● WHAT IS REQUIRED
Return each line of the listing below, unchanged, and omit the images.

(Dataset entries)
________________________

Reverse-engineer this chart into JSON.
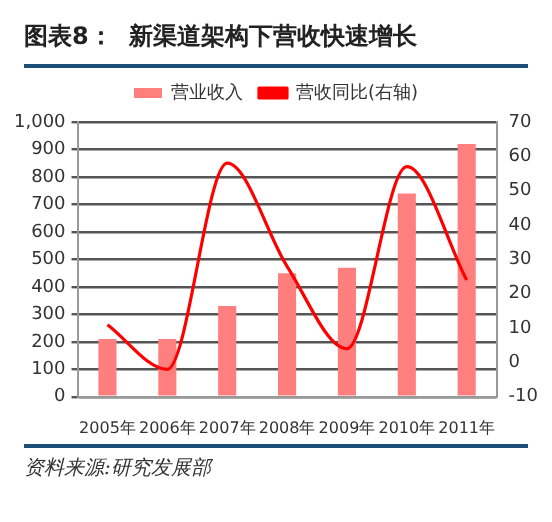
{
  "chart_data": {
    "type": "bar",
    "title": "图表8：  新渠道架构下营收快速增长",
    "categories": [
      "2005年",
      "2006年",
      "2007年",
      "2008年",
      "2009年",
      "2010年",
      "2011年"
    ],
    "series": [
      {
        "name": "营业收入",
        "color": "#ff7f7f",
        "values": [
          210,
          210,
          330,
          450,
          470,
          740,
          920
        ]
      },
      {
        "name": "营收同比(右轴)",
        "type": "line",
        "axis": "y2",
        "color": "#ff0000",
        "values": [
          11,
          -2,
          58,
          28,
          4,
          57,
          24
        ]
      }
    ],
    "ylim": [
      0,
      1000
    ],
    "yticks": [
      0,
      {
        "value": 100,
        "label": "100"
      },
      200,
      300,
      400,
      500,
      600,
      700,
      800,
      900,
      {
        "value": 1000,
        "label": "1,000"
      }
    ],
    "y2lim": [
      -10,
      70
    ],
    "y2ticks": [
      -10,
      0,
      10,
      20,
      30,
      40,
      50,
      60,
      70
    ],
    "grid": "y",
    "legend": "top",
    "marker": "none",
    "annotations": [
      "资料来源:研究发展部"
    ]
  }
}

________________________

● TASK ANSWER
Reverse-engineer this chart into JSON.
{
  "chart_data": {
    "type": "bar",
    "title": "图表8：  新渠道架构下营收快速增长",
    "categories": [
      "2005年",
      "2006年",
      "2007年",
      "2008年",
      "2009年",
      "2010年",
      "2011年"
    ],
    "series": [
      {
        "name": "营业收入",
        "color": "#ff7f7f",
        "values": [
          210,
          210,
          330,
          450,
          470,
          740,
          920
        ]
      },
      {
        "name": "营收同比(右轴)",
        "type": "line",
        "axis": "y2",
        "color": "#ff0000",
        "values": [
          11,
          -2,
          58,
          28,
          4,
          57,
          24
        ]
      }
    ],
    "ylim": [
      0,
      1000
    ],
    "yticks": [
      0,
      {
        "value": 100,
        "label": "100"
      },
      200,
      300,
      400,
      500,
      600,
      700,
      800,
      900,
      {
        "value": 1000,
        "label": "1,000"
      }
    ],
    "y2lim": [
      -10,
      70
    ],
    "y2ticks": [
      -10,
      0,
      10,
      20,
      30,
      40,
      50,
      60,
      70
    ],
    "grid": "y",
    "legend": "top",
    "marker": "none",
    "annotations": [
      "资料来源:研究发展部"
    ]
  }
}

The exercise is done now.